> **Work to be completed**: For the material that follows, list every line containing the word "color".
★ ★ ★
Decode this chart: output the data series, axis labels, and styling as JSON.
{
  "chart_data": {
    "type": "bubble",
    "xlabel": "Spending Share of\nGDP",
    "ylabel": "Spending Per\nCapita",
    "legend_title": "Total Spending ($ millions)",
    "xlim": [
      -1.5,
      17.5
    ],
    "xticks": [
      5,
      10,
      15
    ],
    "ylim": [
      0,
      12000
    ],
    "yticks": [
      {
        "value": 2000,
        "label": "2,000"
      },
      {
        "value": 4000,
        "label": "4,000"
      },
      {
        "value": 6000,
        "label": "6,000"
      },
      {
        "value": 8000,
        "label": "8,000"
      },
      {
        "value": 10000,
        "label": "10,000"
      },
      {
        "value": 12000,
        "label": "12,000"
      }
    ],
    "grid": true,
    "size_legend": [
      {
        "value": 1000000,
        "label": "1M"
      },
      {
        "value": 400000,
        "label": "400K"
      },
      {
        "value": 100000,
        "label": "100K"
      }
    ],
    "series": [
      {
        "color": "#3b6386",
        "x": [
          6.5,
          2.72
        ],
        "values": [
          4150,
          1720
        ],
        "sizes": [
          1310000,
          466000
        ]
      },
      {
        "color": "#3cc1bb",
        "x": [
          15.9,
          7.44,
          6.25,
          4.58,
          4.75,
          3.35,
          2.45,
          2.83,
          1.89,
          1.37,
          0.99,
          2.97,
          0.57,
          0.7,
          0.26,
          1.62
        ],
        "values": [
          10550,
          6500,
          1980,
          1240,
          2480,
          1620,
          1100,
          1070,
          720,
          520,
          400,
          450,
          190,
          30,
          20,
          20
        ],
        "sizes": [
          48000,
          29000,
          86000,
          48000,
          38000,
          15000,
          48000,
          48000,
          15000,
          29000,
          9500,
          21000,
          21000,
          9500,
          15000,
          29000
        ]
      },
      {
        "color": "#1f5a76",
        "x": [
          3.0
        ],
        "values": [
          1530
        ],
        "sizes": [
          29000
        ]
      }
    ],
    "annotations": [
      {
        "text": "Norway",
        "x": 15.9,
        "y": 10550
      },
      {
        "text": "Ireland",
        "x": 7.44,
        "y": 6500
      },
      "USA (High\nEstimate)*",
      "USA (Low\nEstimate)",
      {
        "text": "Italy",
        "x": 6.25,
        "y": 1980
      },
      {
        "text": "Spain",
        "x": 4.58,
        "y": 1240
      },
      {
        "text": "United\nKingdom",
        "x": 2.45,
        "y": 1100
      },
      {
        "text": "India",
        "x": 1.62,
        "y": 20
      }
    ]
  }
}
★ ★ ★
> **Correct answer**:
        "color": "#3b6386",
        "color": "#3cc1bb",
        "color": "#1f5a76",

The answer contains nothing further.